Stored data

------------------------------------------------------------

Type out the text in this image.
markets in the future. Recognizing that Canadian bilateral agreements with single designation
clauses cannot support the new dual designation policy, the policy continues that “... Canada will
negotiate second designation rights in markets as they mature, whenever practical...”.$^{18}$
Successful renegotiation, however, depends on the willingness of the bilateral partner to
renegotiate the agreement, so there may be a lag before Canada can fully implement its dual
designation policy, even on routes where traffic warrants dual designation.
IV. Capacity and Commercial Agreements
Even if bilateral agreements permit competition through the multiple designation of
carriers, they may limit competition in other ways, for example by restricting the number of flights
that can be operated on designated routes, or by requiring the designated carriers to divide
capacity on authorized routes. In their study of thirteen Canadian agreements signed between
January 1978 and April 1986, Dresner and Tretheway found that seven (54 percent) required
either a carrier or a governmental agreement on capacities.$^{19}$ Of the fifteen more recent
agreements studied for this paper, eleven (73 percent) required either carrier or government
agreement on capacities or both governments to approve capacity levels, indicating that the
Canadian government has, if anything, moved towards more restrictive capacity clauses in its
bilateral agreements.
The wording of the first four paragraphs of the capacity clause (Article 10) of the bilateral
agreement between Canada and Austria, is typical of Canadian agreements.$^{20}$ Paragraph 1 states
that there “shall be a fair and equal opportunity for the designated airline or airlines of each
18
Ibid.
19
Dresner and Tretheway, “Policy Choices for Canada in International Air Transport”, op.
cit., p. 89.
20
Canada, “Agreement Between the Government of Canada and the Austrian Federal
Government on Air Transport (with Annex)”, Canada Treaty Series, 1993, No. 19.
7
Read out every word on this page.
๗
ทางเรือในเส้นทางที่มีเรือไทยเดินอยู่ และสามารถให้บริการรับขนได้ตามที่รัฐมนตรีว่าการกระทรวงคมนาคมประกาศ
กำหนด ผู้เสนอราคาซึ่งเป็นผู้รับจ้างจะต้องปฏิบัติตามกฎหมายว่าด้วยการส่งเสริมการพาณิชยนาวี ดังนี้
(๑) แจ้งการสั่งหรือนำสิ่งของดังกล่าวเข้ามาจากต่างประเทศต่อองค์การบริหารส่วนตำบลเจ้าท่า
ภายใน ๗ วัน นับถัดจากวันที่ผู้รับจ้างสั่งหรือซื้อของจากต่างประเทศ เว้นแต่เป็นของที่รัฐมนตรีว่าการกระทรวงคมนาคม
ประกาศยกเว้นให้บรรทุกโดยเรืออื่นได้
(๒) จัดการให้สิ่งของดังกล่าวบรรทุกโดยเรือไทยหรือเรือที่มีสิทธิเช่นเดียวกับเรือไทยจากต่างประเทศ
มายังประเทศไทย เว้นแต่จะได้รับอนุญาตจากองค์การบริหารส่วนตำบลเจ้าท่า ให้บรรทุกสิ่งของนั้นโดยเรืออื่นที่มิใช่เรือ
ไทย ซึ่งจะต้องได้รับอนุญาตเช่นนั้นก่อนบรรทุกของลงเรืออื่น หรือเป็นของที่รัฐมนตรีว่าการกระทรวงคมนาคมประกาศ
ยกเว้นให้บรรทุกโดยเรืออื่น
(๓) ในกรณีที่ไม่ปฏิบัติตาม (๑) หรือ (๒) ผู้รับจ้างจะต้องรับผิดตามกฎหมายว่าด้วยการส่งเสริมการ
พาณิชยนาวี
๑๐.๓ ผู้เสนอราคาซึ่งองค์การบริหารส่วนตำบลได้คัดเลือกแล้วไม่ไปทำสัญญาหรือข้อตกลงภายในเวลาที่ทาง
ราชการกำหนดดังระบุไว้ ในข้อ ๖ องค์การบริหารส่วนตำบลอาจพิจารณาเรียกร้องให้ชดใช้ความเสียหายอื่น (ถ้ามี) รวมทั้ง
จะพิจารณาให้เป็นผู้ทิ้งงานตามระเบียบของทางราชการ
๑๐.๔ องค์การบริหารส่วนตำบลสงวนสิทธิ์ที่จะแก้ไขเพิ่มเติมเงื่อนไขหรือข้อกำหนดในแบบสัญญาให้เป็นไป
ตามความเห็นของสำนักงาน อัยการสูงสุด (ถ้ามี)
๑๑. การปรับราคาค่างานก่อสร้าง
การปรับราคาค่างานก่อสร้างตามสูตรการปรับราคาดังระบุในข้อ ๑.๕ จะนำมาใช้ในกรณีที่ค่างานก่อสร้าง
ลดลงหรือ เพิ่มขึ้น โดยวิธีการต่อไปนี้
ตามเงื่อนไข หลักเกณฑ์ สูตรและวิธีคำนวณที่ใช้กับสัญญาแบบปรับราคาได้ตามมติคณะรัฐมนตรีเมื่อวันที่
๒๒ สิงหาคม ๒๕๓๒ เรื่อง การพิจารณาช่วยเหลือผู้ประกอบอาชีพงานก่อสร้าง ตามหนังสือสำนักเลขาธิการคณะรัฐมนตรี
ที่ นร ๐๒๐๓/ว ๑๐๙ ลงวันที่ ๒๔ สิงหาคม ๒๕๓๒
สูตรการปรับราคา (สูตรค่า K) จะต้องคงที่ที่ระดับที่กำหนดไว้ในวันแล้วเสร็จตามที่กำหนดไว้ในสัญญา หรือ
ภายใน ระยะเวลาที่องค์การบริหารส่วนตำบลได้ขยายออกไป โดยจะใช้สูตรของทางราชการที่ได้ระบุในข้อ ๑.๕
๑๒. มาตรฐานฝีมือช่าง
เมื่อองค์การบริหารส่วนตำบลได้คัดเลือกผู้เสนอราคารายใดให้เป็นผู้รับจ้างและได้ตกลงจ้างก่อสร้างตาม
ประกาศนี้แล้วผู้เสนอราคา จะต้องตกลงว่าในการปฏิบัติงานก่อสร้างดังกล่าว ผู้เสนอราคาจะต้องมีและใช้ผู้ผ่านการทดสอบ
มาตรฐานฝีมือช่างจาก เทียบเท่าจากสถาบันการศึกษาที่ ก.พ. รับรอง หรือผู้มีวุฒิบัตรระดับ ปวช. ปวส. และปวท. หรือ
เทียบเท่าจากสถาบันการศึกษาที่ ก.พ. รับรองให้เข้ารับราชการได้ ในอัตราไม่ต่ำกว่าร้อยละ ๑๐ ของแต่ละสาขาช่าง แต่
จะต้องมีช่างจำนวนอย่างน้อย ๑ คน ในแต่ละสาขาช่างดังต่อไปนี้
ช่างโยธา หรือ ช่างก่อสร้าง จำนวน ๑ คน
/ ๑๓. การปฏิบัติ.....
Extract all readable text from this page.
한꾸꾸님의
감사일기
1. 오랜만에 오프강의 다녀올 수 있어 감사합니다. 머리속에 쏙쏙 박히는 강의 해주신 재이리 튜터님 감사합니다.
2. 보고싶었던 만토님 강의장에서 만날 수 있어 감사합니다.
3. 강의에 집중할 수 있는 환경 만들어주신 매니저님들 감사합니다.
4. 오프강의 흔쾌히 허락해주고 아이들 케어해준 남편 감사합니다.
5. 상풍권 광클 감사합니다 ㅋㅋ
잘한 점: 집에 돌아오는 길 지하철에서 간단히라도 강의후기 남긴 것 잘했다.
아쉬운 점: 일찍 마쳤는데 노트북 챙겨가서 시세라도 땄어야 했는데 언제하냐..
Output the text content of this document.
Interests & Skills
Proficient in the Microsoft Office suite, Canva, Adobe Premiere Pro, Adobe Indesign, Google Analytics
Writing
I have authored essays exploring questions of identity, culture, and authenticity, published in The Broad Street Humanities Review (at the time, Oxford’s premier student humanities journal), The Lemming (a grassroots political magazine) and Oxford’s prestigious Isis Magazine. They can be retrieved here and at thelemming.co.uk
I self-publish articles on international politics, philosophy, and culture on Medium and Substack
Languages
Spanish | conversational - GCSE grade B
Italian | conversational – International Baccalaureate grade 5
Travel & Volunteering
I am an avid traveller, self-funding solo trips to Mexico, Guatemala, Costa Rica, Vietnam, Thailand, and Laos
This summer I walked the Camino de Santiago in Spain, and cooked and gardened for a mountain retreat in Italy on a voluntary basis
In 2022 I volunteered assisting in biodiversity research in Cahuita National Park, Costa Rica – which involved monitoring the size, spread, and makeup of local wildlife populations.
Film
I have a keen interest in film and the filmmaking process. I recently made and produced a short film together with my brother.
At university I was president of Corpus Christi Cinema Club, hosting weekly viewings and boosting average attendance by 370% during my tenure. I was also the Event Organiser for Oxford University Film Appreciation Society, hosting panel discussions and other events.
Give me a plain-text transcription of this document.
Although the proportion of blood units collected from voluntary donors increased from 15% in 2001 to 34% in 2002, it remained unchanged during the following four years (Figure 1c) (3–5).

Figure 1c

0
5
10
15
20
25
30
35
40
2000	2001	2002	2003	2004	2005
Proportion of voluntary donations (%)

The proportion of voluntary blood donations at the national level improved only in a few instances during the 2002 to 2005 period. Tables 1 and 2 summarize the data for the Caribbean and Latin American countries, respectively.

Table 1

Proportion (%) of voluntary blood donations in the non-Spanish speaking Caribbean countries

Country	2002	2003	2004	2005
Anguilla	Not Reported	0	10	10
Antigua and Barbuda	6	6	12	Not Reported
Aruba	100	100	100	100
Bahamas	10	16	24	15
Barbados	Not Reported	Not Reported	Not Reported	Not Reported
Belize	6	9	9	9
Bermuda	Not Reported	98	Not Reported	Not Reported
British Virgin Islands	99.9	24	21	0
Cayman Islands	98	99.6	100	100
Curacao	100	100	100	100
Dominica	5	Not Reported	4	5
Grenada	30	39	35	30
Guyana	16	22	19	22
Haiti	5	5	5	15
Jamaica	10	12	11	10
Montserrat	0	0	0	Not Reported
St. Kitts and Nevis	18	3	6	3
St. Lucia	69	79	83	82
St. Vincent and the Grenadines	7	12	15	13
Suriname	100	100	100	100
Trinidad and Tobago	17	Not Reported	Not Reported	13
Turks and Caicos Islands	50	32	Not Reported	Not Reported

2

------------------------------------------------------------

PROBLEM TO WORK ON
Figure out how many lines above include the string "ยบเท", then report that number and nothing else.

WRITTEN SOLUTION
2